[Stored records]
═══

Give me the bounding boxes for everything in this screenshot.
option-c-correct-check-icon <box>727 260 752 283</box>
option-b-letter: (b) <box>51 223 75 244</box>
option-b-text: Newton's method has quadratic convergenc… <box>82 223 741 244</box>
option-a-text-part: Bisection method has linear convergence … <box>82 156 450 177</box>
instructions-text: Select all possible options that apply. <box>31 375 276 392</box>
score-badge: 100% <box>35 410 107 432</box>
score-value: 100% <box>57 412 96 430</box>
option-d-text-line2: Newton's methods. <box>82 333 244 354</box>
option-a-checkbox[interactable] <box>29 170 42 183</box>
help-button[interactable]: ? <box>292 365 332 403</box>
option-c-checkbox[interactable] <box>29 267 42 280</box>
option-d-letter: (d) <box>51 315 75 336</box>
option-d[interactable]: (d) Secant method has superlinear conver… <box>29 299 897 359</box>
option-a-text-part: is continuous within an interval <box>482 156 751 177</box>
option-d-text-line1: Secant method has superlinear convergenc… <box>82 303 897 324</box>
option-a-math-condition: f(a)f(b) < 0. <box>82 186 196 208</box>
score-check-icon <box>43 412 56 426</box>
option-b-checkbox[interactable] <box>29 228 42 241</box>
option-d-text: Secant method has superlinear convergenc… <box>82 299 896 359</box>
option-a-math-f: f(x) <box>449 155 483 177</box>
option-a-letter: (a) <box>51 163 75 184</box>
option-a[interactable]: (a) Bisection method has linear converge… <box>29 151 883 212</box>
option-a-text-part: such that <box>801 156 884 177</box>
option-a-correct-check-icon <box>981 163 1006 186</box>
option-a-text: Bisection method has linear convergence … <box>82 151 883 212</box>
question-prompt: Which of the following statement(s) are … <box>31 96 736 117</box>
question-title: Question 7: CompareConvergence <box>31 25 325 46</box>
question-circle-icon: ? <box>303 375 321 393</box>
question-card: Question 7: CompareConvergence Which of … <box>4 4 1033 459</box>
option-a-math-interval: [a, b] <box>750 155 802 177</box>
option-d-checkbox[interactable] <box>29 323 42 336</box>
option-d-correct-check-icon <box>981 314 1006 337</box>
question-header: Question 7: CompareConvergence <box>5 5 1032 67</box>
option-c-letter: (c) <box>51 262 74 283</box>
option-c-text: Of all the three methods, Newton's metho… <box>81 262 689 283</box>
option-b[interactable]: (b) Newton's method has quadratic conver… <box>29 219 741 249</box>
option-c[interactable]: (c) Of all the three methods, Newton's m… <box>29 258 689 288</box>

═══

> **WHAT TO DO**: Pull out every line of the material above that contains the string "methods", copying each one in full. Matching is case-sensitive.

> **THE RESULT**:
option-d-text-line2: Newton's methods. <box>82 333 244 354</box>
option-c-text: Of all the three methods, Newton's metho… <box>81 262 689 283</box>
option-c[interactable]: (c) Of all the three methods, Newton's m… <box>29 258 689 288</box>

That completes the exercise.